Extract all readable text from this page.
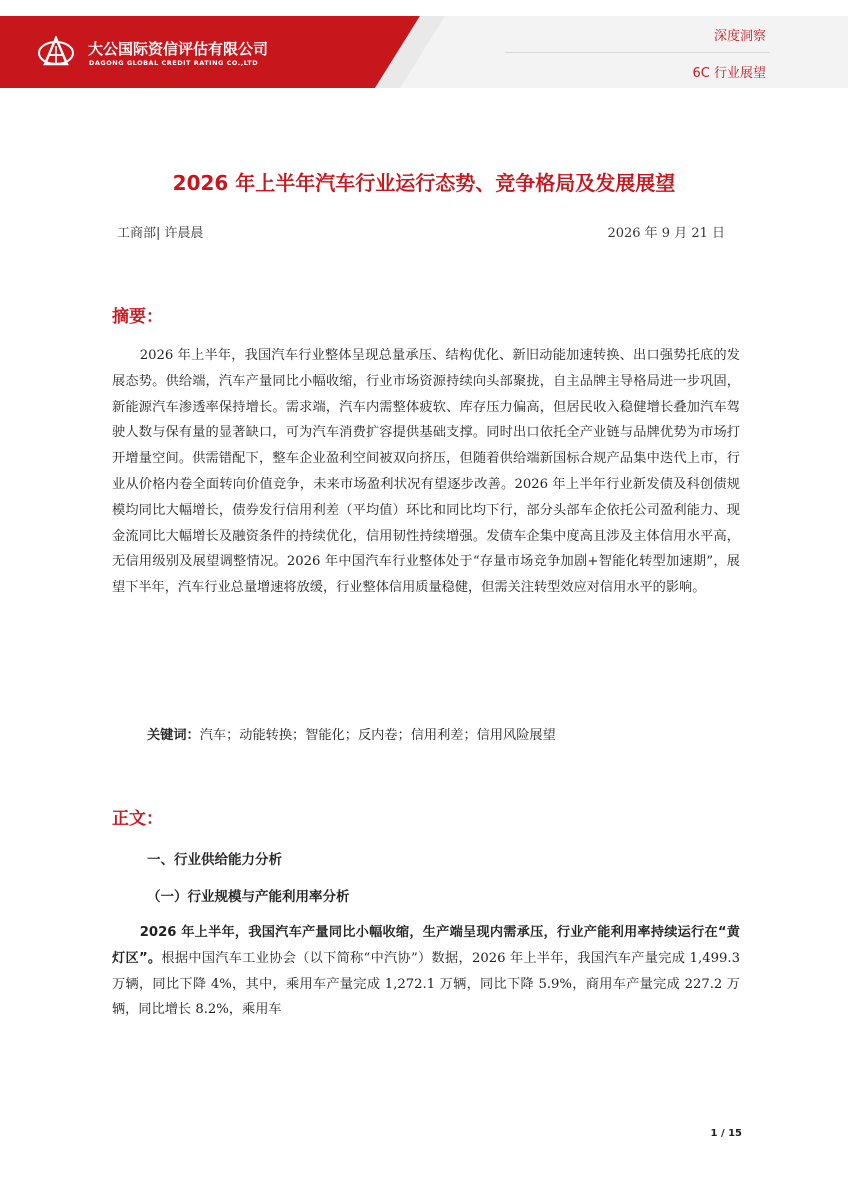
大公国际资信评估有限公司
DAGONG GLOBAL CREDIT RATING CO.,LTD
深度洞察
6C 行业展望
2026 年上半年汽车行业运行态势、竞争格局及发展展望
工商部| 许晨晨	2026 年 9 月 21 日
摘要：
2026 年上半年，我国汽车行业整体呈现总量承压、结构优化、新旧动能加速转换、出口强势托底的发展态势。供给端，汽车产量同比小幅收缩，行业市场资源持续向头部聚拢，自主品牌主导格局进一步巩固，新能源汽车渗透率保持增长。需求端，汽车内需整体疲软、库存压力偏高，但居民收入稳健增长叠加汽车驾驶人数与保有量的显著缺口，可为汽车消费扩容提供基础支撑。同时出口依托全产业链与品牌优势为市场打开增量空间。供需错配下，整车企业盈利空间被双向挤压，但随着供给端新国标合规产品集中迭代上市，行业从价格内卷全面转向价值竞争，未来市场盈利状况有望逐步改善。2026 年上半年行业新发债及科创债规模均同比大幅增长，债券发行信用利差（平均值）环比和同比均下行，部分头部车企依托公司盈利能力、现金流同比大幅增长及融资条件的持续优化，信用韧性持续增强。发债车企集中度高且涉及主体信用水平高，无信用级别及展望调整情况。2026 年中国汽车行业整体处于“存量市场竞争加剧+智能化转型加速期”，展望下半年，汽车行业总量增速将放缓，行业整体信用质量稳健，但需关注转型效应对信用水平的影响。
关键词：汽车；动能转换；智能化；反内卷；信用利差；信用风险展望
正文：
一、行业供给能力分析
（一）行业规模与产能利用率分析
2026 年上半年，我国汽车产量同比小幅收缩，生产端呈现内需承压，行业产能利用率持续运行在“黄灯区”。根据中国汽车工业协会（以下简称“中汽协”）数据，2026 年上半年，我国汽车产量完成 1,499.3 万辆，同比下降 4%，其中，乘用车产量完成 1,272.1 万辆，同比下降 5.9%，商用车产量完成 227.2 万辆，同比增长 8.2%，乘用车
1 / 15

####################

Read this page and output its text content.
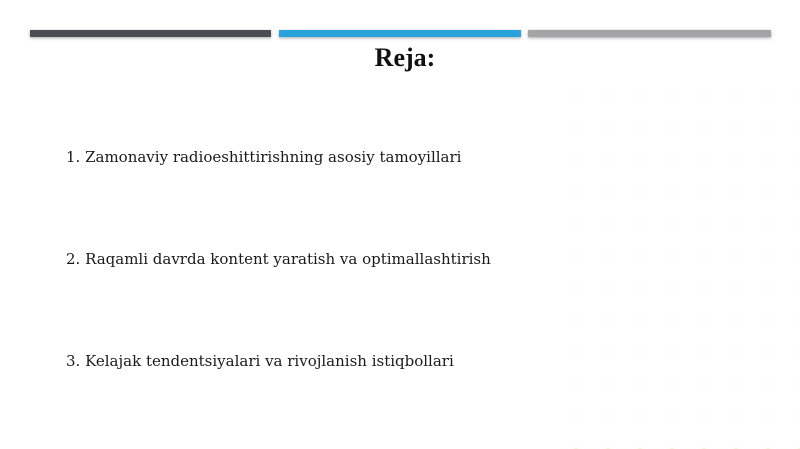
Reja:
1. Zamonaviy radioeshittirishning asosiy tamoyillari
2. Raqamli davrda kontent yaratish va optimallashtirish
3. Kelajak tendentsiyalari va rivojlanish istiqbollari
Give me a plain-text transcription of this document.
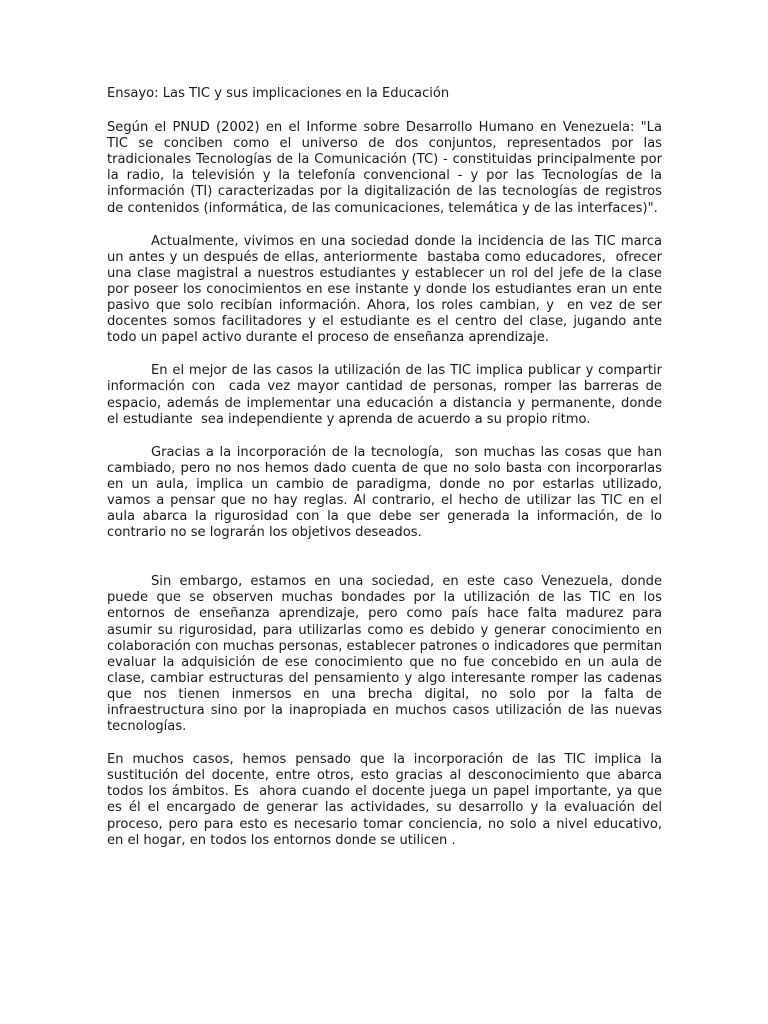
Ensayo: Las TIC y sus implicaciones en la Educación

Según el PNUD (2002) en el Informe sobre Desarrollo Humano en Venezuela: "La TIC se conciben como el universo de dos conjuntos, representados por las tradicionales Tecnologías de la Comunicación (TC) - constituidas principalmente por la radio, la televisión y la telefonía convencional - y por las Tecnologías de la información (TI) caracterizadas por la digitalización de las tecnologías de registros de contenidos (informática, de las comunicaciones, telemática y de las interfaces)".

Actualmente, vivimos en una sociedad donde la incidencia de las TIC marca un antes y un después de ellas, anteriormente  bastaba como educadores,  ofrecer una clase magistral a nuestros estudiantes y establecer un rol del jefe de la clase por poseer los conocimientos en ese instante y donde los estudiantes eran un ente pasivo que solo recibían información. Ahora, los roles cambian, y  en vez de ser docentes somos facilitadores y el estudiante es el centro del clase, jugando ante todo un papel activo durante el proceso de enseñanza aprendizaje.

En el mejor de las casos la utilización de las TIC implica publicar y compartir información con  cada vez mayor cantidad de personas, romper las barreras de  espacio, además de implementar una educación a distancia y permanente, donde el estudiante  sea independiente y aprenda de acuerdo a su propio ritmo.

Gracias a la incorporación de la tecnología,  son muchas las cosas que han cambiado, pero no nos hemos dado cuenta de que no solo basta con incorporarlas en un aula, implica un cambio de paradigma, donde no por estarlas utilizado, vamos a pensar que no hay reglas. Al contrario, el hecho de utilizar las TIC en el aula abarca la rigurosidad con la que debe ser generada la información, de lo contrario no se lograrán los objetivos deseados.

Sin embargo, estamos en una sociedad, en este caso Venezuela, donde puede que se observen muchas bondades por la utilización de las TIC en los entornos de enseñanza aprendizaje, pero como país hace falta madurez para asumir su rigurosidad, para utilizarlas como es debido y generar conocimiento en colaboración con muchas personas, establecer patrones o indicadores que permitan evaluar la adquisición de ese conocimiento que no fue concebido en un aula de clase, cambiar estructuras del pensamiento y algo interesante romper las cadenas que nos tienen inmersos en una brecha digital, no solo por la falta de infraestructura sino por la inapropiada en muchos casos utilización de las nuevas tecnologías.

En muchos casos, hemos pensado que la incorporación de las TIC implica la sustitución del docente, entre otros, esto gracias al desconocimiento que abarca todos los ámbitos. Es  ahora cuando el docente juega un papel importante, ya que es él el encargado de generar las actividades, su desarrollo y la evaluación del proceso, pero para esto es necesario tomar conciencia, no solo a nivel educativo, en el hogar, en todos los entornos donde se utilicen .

####################

• [TASK REQUIREMENTS]
Display every line of the listing that contains the string "Venezuela".

• [TASK OUTPUT]
Según el PNUD (2002) en el Informe sobre Desarrollo Humano en Venezuela: "La TIC se conciben como el universo de dos conjuntos, representados por las tradicionales Tecnologías de la Comunicación (TC) - constituidas principalmente por la radio, la televisión y la telefonía convencional - y por las Tecnologías de la información (TI) caracterizadas por la digitalización de las tecnologías de registros de contenidos (informática, de las comunicaciones, telemática y de las interfaces)".
Sin embargo, estamos en una sociedad, en este caso Venezuela, donde puede que se observen muchas bondades por la utilización de las TIC en los entornos de enseñanza aprendizaje, pero como país hace falta madurez para asumir su rigurosidad, para utilizarlas como es debido y generar conocimiento en colaboración con muchas personas, establecer patrones o indicadores que permitan evaluar la adquisición de ese conocimiento que no fue concebido en un aula de clase, cambiar estructuras del pensamiento y algo interesante romper las cadenas que nos tienen inmersos en una brecha digital, no solo por la falta de infraestructura sino por la inapropiada en muchos casos utilización de las nuevas tecnologías.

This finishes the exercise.